(A data block)
----
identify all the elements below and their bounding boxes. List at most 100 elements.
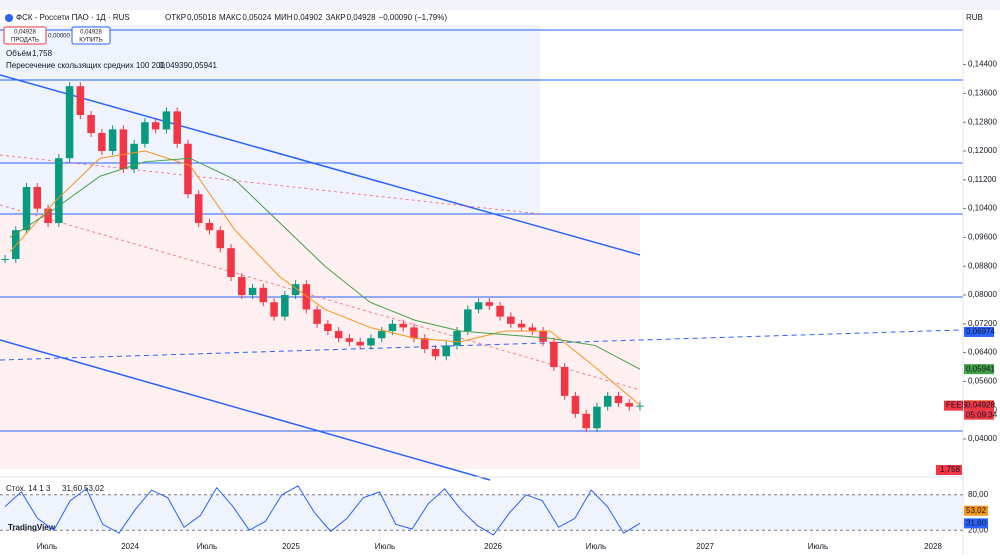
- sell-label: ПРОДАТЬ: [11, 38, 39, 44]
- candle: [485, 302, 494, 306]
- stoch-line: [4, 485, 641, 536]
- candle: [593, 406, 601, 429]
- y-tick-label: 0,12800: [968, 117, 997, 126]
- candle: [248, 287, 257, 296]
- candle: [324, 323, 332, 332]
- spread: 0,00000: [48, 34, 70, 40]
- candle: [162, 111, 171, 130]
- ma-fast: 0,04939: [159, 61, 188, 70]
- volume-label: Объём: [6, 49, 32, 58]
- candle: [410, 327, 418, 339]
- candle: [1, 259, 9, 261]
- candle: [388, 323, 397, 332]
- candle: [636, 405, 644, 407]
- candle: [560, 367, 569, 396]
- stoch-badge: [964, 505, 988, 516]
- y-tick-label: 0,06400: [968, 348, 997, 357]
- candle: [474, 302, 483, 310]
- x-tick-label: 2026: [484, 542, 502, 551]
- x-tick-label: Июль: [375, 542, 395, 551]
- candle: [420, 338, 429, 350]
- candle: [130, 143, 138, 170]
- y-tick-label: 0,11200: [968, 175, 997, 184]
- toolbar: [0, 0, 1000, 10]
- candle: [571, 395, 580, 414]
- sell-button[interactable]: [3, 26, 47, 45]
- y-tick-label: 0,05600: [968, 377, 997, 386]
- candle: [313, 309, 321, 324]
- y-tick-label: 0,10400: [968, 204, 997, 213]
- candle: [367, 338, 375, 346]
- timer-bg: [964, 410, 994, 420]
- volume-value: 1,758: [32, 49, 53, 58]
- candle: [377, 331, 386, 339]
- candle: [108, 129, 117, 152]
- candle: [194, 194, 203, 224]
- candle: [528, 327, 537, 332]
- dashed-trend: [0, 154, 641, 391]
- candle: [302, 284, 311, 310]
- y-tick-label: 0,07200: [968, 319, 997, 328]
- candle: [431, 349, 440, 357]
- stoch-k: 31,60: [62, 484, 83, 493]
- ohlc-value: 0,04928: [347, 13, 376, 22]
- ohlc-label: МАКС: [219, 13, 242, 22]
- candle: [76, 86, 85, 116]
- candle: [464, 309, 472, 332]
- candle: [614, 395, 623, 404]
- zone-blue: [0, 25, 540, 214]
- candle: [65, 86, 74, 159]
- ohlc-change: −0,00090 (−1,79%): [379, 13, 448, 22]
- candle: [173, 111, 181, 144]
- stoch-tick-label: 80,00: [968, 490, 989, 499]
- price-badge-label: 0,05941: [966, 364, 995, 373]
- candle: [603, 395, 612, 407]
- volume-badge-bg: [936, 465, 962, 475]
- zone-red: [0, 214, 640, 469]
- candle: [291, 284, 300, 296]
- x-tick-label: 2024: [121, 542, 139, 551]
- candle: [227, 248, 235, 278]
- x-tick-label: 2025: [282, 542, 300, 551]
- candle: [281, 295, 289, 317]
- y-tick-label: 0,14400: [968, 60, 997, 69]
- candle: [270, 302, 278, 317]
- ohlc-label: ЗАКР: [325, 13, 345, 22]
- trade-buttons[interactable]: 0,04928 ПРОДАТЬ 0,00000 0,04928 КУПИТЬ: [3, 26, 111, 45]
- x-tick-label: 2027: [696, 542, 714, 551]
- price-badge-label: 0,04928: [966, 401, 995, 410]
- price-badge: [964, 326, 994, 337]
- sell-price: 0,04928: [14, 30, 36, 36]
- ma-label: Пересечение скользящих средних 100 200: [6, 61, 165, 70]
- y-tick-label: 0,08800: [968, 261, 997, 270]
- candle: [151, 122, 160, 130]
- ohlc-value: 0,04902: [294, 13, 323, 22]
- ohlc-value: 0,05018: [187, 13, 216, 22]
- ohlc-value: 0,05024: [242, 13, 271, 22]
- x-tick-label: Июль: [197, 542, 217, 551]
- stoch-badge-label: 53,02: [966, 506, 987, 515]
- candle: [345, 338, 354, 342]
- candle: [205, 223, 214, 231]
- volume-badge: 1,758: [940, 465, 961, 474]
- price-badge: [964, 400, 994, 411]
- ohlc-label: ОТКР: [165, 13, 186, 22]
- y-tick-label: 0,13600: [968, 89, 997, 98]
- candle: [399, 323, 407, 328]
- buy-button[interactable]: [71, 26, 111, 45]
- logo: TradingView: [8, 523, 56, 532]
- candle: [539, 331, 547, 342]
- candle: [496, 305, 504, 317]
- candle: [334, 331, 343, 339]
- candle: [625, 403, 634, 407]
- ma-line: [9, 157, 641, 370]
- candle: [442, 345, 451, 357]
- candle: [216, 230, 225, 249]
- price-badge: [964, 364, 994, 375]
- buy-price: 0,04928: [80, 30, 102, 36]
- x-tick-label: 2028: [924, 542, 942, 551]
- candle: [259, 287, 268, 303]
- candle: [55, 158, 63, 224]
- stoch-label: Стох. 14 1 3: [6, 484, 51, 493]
----
- **What is asked**: Turn every line of the listing above into a Markdown table with two columns, Row and Line, where Row holds the line's number, and skip blank lines. Leave the pictures out of the table.

- **Complete answer**:
| Row | Line |
|---|---|
| 1 | identify all the elements below and their bounding boxes. List at most 100 elements. |
| 2 | - sell-label: ПРОДАТЬ: [11, 38, 39, 44] |
| 3 | - candle: [485, 302, 494, 306] |
| 4 | - stoch-line: [4, 485, 641, 536] |
| 5 | - candle: [593, 406, 601, 429] |
| 6 | - y-tick-label: 0,12800: [968, 117, 997, 126] |
| 7 | - candle: [248, 287, 257, 296] |
| 8 | - candle: [324, 323, 332, 332] |
| 9 | - spread: 0,00000: [48, 34, 70, 40] |
| 10 | - candle: [162, 111, 171, 130] |
| 11 | - ma-fast: 0,04939: [159, 61, 188, 70] |
| 12 | - volume-label: Объём: [6, 49, 32, 58] |
| 13 | - candle: [410, 327, 418, 339] |
| 14 | - candle: [1, 259, 9, 261] |
| 15 | - candle: [388, 323, 397, 332] |
| 16 | - candle: [636, 405, 644, 407] |
| 17 | - candle: [560, 367, 569, 396] |
| 18 | - stoch-badge: [964, 505, 988, 516] |
| 19 | - y-tick-label: 0,06400: [968, 348, 997, 357] |
| 20 | - candle: [474, 302, 483, 310] |
| 21 | - x-tick-label: 2026: [484, 542, 502, 551] |
| 22 | - x-tick-label: Июль: [375, 542, 395, 551] |
| 23 | - candle: [420, 338, 429, 350] |
| 24 | - candle: [130, 143, 138, 170] |
| 25 | - y-tick-label: 0,11200: [968, 175, 997, 184] |
| 26 | - toolbar: [0, 0, 1000, 10] |
| 27 | - candle: [571, 395, 580, 414] |
| 28 | - sell-button[interactable]: [3, 26, 47, 45] |
| 29 | - y-tick-label: 0,05600: [968, 377, 997, 386] |
| 30 | - candle: [313, 309, 321, 324] |
| 31 | - y-tick-label: 0,10400: [968, 204, 997, 213] |
| 32 | - candle: [367, 338, 375, 346] |
| 33 | - timer-bg: [964, 410, 994, 420] |
| 34 | - volume-value: 1,758: [32, 49, 53, 58] |
| 35 | - candle: [377, 331, 386, 339] |
| 36 | - candle: [108, 129, 117, 152] |
| 37 | - candle: [194, 194, 203, 224] |
| 38 | - candle: [528, 327, 537, 332] |
| 39 | - dashed-trend: [0, 154, 641, 391] |
| 40 | - candle: [302, 284, 311, 310] |
| 41 | - y-tick-label: 0,07200: [968, 319, 997, 328] |
| 42 | - candle: [431, 349, 440, 357] |
| 43 | - stoch-k: 31,60: [62, 484, 83, 493] |
| 44 | - ohlc-value: 0,04928: [347, 13, 376, 22] |
| 45 | - ohlc-label: МАКС: [219, 13, 242, 22] |
| 46 | - candle: [76, 86, 85, 116] |
| 47 | - candle: [464, 309, 472, 332] |
| 48 | - candle: [614, 395, 623, 404] |
| 49 | - zone-blue: [0, 25, 540, 214] |
| 50 | - candle: [65, 86, 74, 159] |
| 51 | - ohlc-change: −0,00090 (−1,79%): [379, 13, 448, 22] |
| 52 | - candle: [173, 111, 181, 144] |
| 53 | - stoch-tick-label: 80,00: [968, 490, 989, 499] |
| 54 | - price-badge-label: 0,05941: [966, 364, 995, 373] |
| 55 | - candle: [603, 395, 612, 407] |
| 56 | - volume-badge-bg: [936, 465, 962, 475] |
| 57 | - zone-red: [0, 214, 640, 469] |
| 58 | - candle: [291, 284, 300, 296] |
| 59 | - x-tick-label: 2024: [121, 542, 139, 551] |
| 60 | - candle: [227, 248, 235, 278] |
| 61 | - x-tick-label: 2025: [282, 542, 300, 551] |
| 62 | - candle: [281, 295, 289, 317] |
| 63 | - y-tick-label: 0,14400: [968, 60, 997, 69] |
| 64 | - candle: [270, 302, 278, 317] |
| 65 | - ohlc-label: ЗАКР: [325, 13, 345, 22] |
| 66 | - trade-buttons[interactable]: 0,04928 ПРОДАТЬ 0,00000 0,04928 КУПИТЬ: [3, 26, 111, 45] |
| 67 | - x-tick-label: 2027: [696, 542, 714, 551] |
| 68 | - price-badge-label: 0,04928: [966, 401, 995, 410] |
| 69 | - price-badge: [964, 326, 994, 337] |
| 70 | - sell-price: 0,04928: [14, 30, 36, 36] |
| 71 | - ma-label: Пересечение скользящих средних 100 200: [6, 61, 165, 70] |
| 72 | - y-tick-label: 0,08800: [968, 261, 997, 270] |
| 73 | - candle: [151, 122, 160, 130] |
| 74 | - ohlc-value: 0,04902: [294, 13, 323, 22] |
| 75 | - ohlc-value: 0,05018: [187, 13, 216, 22] |
| 76 | - ohlc-value: 0,05024: [242, 13, 271, 22] |
| 77 | - x-tick-label: Июль: [197, 542, 217, 551] |
| 78 | - stoch-badge-label: 53,02: [966, 506, 987, 515] |
| 79 | - candle: [345, 338, 354, 342] |
| 80 | - candle: [205, 223, 214, 231] |
| 81 | - volume-badge: 1,758: [940, 465, 961, 474] |
| 82 | - price-badge: [964, 400, 994, 411] |
| 83 | - ohlc-label: ОТКР: [165, 13, 186, 22] |
| 84 | - y-tick-label: 0,13600: [968, 89, 997, 98] |
| 85 | - candle: [399, 323, 407, 328] |
| 86 | - buy-button[interactable]: [71, 26, 111, 45] |
| 87 | - logo: TradingView: [8, 523, 56, 532] |
| 88 | - candle: [539, 331, 547, 342] |
| 89 | - candle: [496, 305, 504, 317] |
| 90 | - candle: [334, 331, 343, 339] |
| 91 | - candle: [625, 403, 634, 407] |
| 92 | - ma-line: [9, 157, 641, 370] |
| 93 | - candle: [442, 345, 451, 357] |
| 94 | - candle: [216, 230, 225, 249] |
| 95 | - price-badge: [964, 364, 994, 375] |
| 96 | - buy-price: 0,04928: [80, 30, 102, 36] |
| 97 | - x-tick-label: 2028: [924, 542, 942, 551] |
| 98 | - candle: [259, 287, 268, 303] |
| 99 | - candle: [55, 158, 63, 224] |
| 100 | - stoch-label: Стох. 14 1 3: [6, 484, 51, 493] |